What the task asks: Locate the string "勉強が分からない" in the listing below. Copy every line where it is found.

Figure contents as structured data:
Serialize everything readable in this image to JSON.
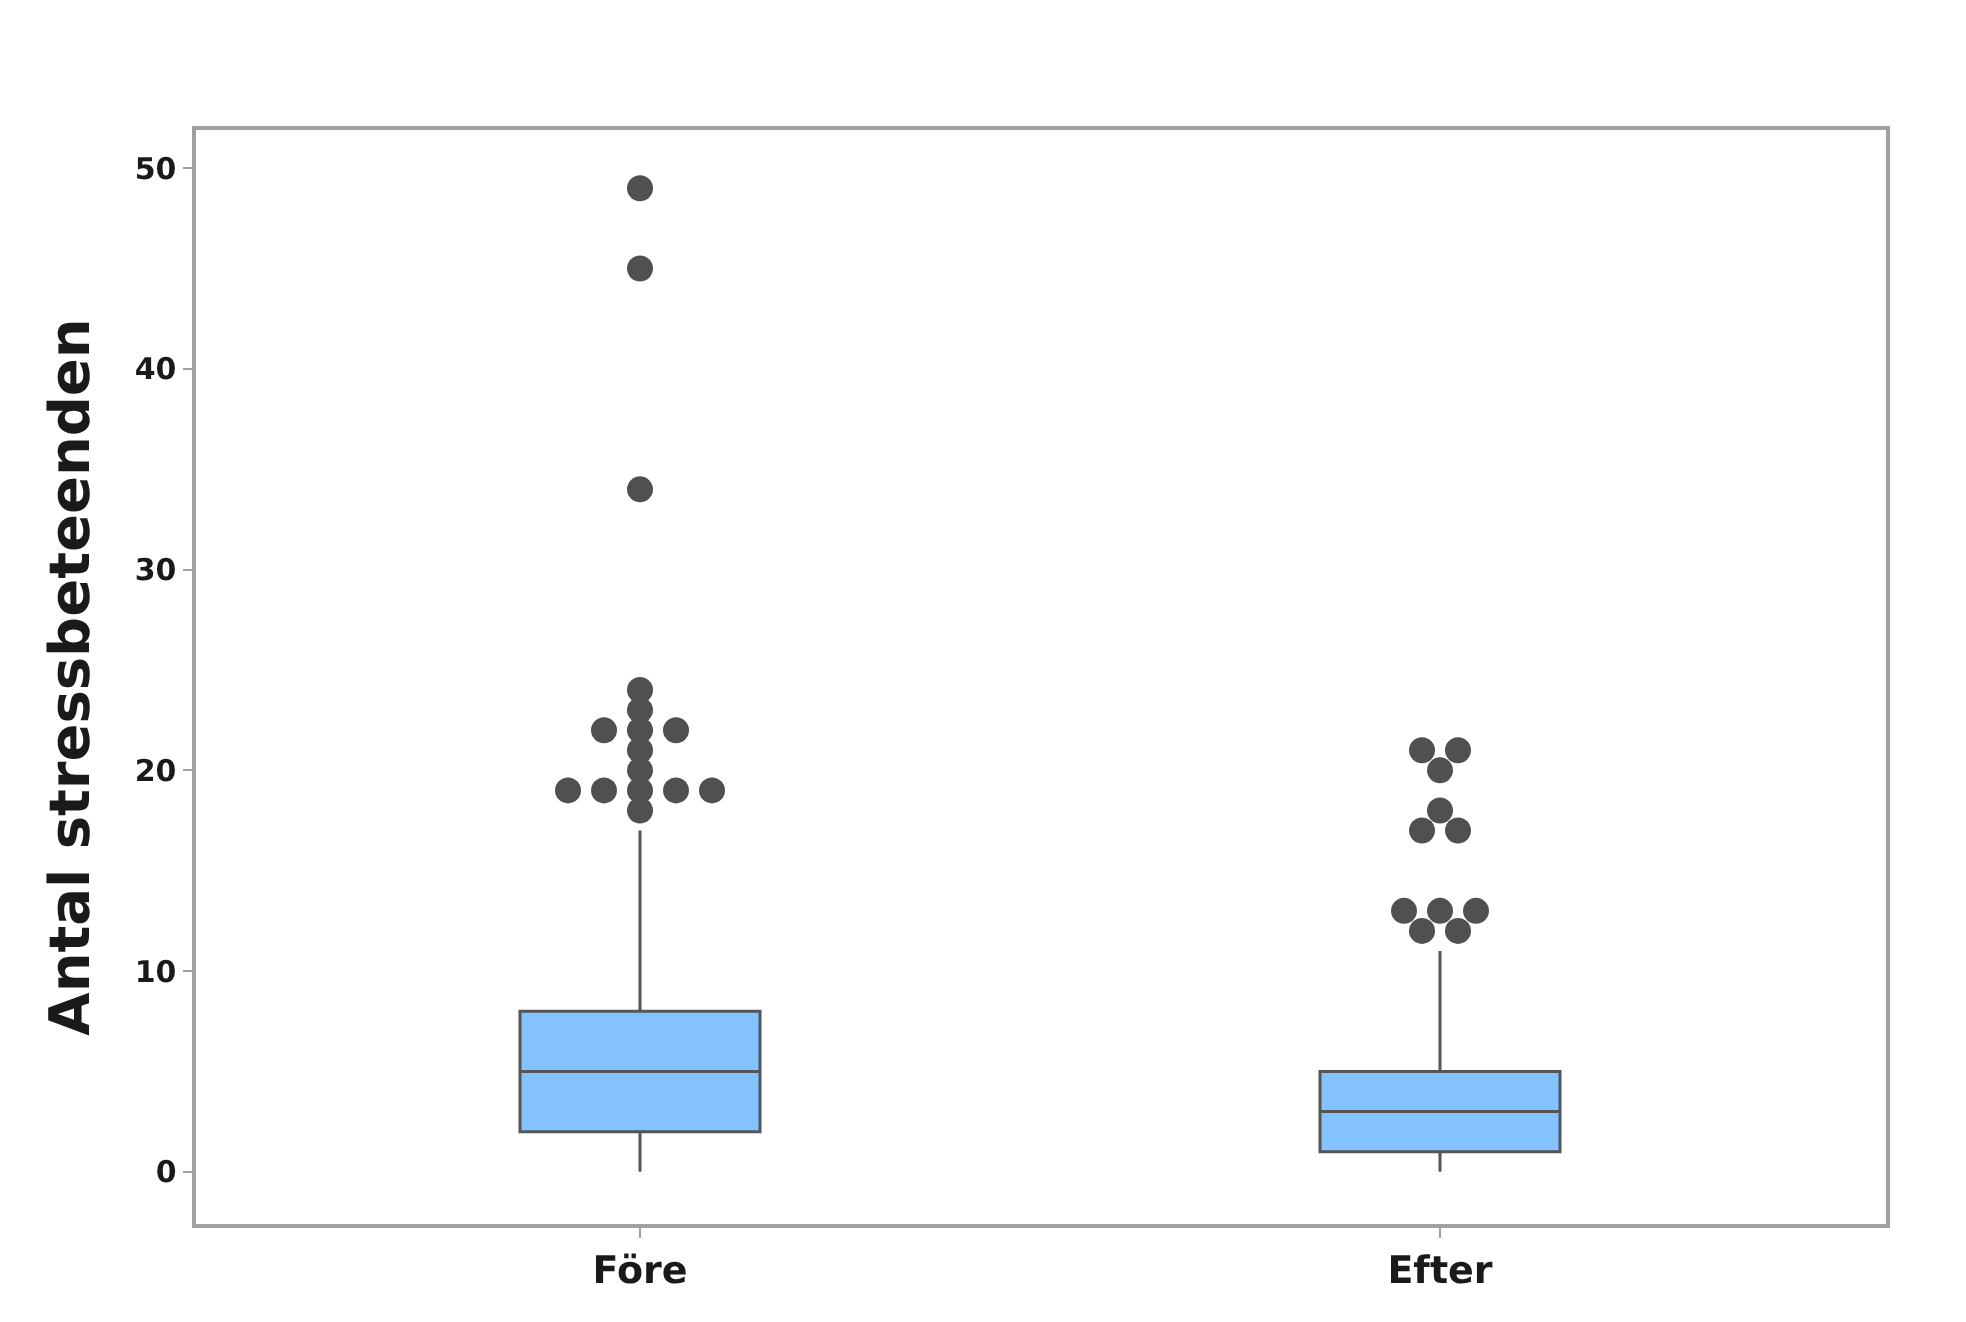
{
  "chart_data": {
    "type": "box",
    "ylabel": "Antal stressbeteenden",
    "categories": [
      "Före",
      "Efter"
    ],
    "series": [
      {
        "color": "#84c1ff",
        "boxes": [
          {
            "low": 0,
            "q1": 2,
            "median": 5,
            "q3": 8,
            "high": 17,
            "outliers": [
              49,
              45,
              34,
              24,
              23,
              22,
              22,
              22,
              21,
              20,
              19,
              19,
              19,
              19,
              19,
              18
            ]
          },
          {
            "low": 0,
            "q1": 1,
            "median": 3,
            "q3": 5,
            "high": 11,
            "outliers": [
              21,
              21,
              20,
              18,
              17,
              17,
              13,
              13,
              13,
              12,
              12
            ]
          }
        ]
      }
    ],
    "ylim": [
      -2.6,
      51.9
    ],
    "yticks": [
      0,
      10,
      20,
      30,
      40,
      50
    ]
  }
}
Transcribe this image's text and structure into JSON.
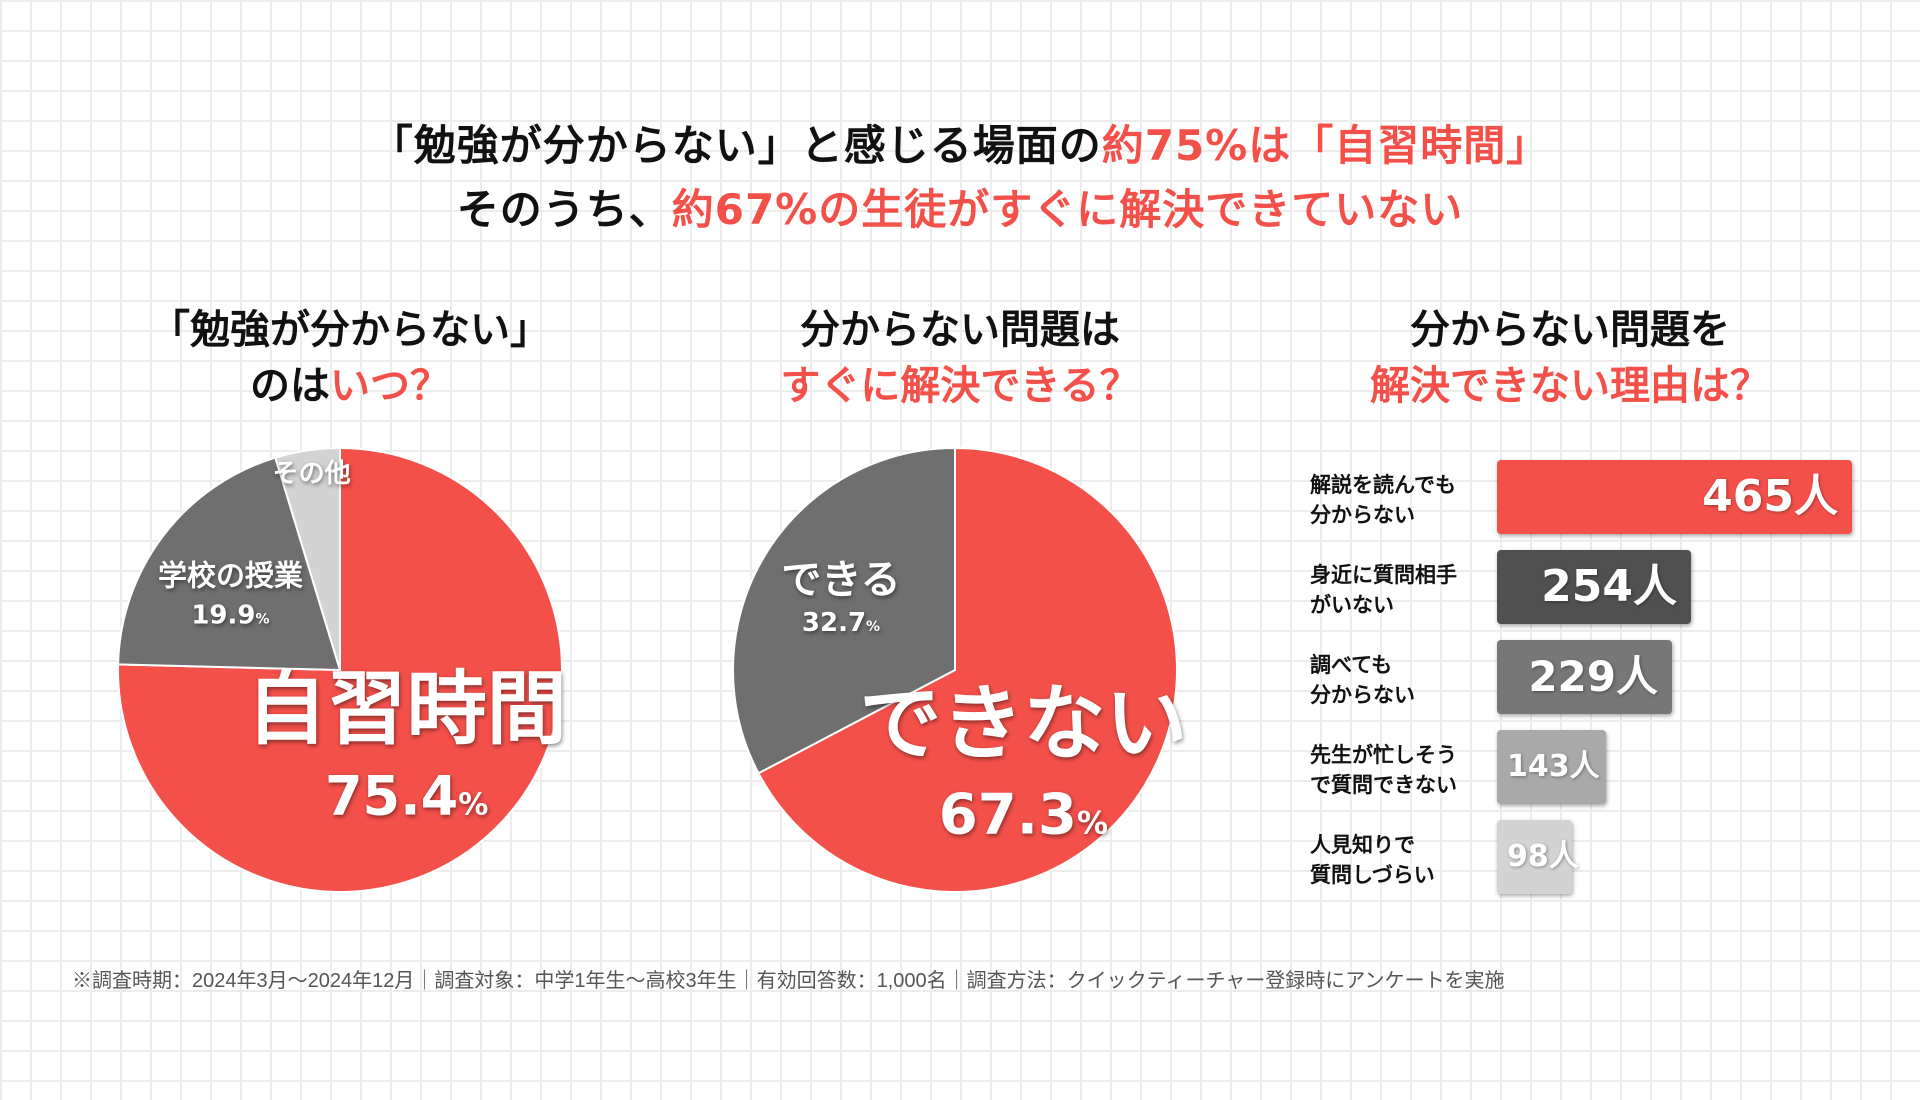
{
  "headline": {
    "line1_pre": "「勉強が分からない」と感じる場面の",
    "line1_accent": "約75%は「自習時間」",
    "line2_pre": "そのうち、",
    "line2_accent": "約67%の生徒がすぐに解決できていない"
  },
  "colors": {
    "red": "#f4504a",
    "dark_gray": "#6f6f6f",
    "darker_gray": "#505050",
    "mid_gray": "#777777",
    "light_gray": "#a9a9a9",
    "pale_gray": "#d3d3d3"
  },
  "panels": [
    {
      "title_line1": "「勉強が分からない」",
      "title_line2_pre": "のは",
      "title_line2_accent": "いつ？"
    },
    {
      "title_line1": "分からない問題は",
      "title_line2_pre": "",
      "title_line2_accent": "すぐに解決できる？"
    },
    {
      "title_line1": "分からない問題を",
      "title_line2_pre": "",
      "title_line2_accent": "解決できない理由は？"
    }
  ],
  "chart_data": [
    {
      "type": "pie",
      "slices": [
        {
          "label": "自習時間",
          "value_text": "75.4",
          "unit": "%",
          "value": 75.4,
          "color": "#f4504a"
        },
        {
          "label": "学校の授業",
          "value_text": "19.9",
          "unit": "%",
          "value": 19.9,
          "color": "#6f6f6f"
        },
        {
          "label": "その他",
          "value_text": "",
          "unit": "",
          "value": 4.7,
          "color": "#d3d3d3"
        }
      ]
    },
    {
      "type": "pie",
      "slices": [
        {
          "label": "できない",
          "value_text": "67.3",
          "unit": "%",
          "value": 67.3,
          "color": "#f4504a"
        },
        {
          "label": "できる",
          "value_text": "32.7",
          "unit": "%",
          "value": 32.7,
          "color": "#6f6f6f"
        }
      ]
    },
    {
      "type": "bar",
      "orientation": "horizontal",
      "categories": [
        "解説を読んでも\n分からない",
        "身近に質問相手\nがいない",
        "調べても\n分からない",
        "先生が忙しそう\nで質問できない",
        "人見知りで\n質問しづらい"
      ],
      "values": [
        465,
        254,
        229,
        143,
        98
      ],
      "value_labels": [
        "465人",
        "254人",
        "229人",
        "143人",
        "98人"
      ],
      "colors": [
        "#f4504a",
        "#505050",
        "#777777",
        "#a9a9a9",
        "#d3d3d3"
      ]
    }
  ],
  "footnote": "※調査時期：2024年3月～2024年12月｜調査対象：中学1年生～高校3年生｜有効回答数：1,000名｜調査方法：クイックティーチャー登録時にアンケートを実施"
}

Task response:
    "line1_pre": "「勉強が分からない」と感じる場面の",
      "title_line1": "「勉強が分からない」",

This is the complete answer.